Exercise: Repeat the material in full. Keep every line exactly as it is.

— Begin Records for the task —

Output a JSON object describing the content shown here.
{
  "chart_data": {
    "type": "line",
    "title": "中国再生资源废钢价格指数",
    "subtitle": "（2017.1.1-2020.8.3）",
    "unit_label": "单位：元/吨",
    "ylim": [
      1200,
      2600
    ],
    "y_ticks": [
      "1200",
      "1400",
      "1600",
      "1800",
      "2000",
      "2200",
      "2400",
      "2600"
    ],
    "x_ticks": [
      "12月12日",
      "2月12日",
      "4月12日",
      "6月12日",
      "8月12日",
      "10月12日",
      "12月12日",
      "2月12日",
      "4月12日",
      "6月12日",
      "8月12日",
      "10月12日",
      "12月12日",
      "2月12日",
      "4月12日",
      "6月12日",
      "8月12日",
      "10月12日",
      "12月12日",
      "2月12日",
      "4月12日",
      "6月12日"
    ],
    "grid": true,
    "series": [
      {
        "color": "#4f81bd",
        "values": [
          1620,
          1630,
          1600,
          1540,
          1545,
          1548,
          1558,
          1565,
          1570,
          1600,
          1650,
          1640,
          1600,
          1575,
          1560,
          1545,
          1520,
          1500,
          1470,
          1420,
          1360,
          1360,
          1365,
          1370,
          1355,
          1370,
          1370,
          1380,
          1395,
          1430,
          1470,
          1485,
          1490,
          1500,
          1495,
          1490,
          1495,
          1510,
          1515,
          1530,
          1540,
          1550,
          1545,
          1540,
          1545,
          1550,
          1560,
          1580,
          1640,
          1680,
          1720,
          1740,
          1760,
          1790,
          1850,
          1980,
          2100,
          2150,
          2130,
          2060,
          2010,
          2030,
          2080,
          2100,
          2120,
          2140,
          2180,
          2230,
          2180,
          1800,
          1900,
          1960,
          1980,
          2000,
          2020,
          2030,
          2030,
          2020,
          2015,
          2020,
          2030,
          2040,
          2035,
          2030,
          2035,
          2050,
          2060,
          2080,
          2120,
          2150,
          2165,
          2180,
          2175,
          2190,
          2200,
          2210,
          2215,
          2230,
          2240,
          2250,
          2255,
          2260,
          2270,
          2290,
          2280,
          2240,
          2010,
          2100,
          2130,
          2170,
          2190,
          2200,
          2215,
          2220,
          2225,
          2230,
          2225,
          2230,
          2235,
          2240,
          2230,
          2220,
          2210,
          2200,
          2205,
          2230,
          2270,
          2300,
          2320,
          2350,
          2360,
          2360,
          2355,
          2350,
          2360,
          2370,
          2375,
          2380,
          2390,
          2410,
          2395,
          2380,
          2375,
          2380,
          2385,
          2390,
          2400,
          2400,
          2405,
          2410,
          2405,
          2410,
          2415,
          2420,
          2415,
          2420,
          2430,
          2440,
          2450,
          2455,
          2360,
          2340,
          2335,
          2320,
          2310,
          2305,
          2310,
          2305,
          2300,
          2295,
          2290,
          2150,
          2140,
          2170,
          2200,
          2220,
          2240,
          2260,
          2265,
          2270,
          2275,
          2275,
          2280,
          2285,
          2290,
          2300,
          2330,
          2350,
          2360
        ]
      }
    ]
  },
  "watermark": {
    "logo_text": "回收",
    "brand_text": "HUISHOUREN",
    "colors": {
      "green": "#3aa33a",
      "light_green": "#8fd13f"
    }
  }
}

— End Records for the task —

Reply:
Output a JSON object describing the content shown here.
{
  "chart_data": {
    "type": "line",
    "title": "中国再生资源废钢价格指数",
    "subtitle": "（2017.1.1-2020.8.3）",
    "unit_label": "单位：元/吨",
    "ylim": [
      1200,
      2600
    ],
    "y_ticks": [
      "1200",
      "1400",
      "1600",
      "1800",
      "2000",
      "2200",
      "2400",
      "2600"
    ],
    "x_ticks": [
      "12月12日",
      "2月12日",
      "4月12日",
      "6月12日",
      "8月12日",
      "10月12日",
      "12月12日",
      "2月12日",
      "4月12日",
      "6月12日",
      "8月12日",
      "10月12日",
      "12月12日",
      "2月12日",
      "4月12日",
      "6月12日",
      "8月12日",
      "10月12日",
      "12月12日",
      "2月12日",
      "4月12日",
      "6月12日"
    ],
    "grid": true,
    "series": [
      {
        "color": "#4f81bd",
        "values": [
          1620,
          1630,
          1600,
          1540,
          1545,
          1548,
          1558,
          1565,
          1570,
          1600,
          1650,
          1640,
          1600,
          1575,
          1560,
          1545,
          1520,
          1500,
          1470,
          1420,
          1360,
          1360,
          1365,
          1370,
          1355,
          1370,
          1370,
          1380,
          1395,
          1430,
          1470,
          1485,
          1490,
          1500,
          1495,
          1490,
          1495,
          1510,
          1515,
          1530,
          1540,
          1550,
          1545,
          1540,
          1545,
          1550,
          1560,
          1580,
          1640,
          1680,
          1720,
          1740,
          1760,
          1790,
          1850,
          1980,
          2100,
          2150,
          2130,
          2060,
          2010,
          2030,
          2080,
          2100,
          2120,
          2140,
          2180,
          2230,
          2180,
          1800,
          1900,
          1960,
          1980,
          2000,
          2020,
          2030,
          2030,
          2020,
          2015,
          2020,
          2030,
          2040,
          2035,
          2030,
          2035,
          2050,
          2060,
          2080,
          2120,
          2150,
          2165,
          2180,
          2175,
          2190,
          2200,
          2210,
          2215,
          2230,
          2240,
          2250,
          2255,
          2260,
          2270,
          2290,
          2280,
          2240,
          2010,
          2100,
          2130,
          2170,
          2190,
          2200,
          2215,
          2220,
          2225,
          2230,
          2225,
          2230,
          2235,
          2240,
          2230,
          2220,
          2210,
          2200,
          2205,
          2230,
          2270,
          2300,
          2320,
          2350,
          2360,
          2360,
          2355,
          2350,
          2360,
          2370,
          2375,
          2380,
          2390,
          2410,
          2395,
          2380,
          2375,
          2380,
          2385,
          2390,
          2400,
          2400,
          2405,
          2410,
          2405,
          2410,
          2415,
          2420,
          2415,
          2420,
          2430,
          2440,
          2450,
          2455,
          2360,
          2340,
          2335,
          2320,
          2310,
          2305,
          2310,
          2305,
          2300,
          2295,
          2290,
          2150,
          2140,
          2170,
          2200,
          2220,
          2240,
          2260,
          2265,
          2270,
          2275,
          2275,
          2280,
          2285,
          2290,
          2300,
          2330,
          2350,
          2360
        ]
      }
    ]
  },
  "watermark": {
    "logo_text": "回收",
    "brand_text": "HUISHOUREN",
    "colors": {
      "green": "#3aa33a",
      "light_green": "#8fd13f"
    }
  }
}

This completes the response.